───── SUPPLIED DATA ─────

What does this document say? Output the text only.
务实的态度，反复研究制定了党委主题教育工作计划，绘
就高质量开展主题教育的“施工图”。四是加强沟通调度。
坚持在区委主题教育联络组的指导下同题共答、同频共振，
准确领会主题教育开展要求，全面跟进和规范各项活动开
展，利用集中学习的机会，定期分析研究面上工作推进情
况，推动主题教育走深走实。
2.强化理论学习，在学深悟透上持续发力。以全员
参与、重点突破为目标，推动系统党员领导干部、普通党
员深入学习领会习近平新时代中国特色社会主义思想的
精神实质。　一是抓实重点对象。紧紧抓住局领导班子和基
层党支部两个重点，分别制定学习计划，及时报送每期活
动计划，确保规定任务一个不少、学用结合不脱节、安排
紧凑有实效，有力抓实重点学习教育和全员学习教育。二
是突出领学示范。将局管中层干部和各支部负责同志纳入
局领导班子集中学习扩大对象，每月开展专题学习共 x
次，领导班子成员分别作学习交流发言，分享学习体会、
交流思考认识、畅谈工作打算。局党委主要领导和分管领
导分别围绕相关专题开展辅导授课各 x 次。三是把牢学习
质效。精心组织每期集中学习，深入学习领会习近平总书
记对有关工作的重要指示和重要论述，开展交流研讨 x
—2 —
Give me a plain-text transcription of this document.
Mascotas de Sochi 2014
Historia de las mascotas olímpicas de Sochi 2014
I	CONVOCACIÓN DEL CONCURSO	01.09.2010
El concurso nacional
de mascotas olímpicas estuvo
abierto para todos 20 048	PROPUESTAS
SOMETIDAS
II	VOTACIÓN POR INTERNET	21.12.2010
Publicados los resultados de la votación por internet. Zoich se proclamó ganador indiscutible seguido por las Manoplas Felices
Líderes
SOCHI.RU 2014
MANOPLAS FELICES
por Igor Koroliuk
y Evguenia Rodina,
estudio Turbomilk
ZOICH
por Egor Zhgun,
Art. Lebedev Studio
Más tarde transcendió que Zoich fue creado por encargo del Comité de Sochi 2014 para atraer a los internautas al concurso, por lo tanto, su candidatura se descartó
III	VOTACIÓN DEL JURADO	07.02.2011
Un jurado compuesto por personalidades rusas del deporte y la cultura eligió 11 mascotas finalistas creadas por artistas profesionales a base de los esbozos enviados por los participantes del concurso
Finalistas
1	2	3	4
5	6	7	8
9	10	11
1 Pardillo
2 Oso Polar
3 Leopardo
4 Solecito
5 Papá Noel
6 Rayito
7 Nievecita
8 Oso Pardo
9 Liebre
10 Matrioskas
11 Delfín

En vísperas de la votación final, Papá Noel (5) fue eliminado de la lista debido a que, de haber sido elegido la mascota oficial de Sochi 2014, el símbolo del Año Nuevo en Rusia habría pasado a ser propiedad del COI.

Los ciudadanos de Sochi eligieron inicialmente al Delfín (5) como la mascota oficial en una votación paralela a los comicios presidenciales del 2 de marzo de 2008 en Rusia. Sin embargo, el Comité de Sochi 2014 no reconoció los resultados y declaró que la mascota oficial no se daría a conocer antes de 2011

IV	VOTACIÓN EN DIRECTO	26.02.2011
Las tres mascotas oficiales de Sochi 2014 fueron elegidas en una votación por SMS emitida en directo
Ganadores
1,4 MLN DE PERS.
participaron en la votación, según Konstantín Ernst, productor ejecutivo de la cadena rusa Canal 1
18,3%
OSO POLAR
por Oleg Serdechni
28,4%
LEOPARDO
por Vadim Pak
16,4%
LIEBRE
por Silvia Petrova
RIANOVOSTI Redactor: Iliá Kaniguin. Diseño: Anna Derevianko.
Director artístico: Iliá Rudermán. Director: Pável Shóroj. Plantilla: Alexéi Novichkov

─────

**TO BE DONE**
Pick out the lines that have the word "document". Copy them all.

**CORRECT OUTPUT**
What does this document say? Output the text only.
Give me a plain-text transcription of this document.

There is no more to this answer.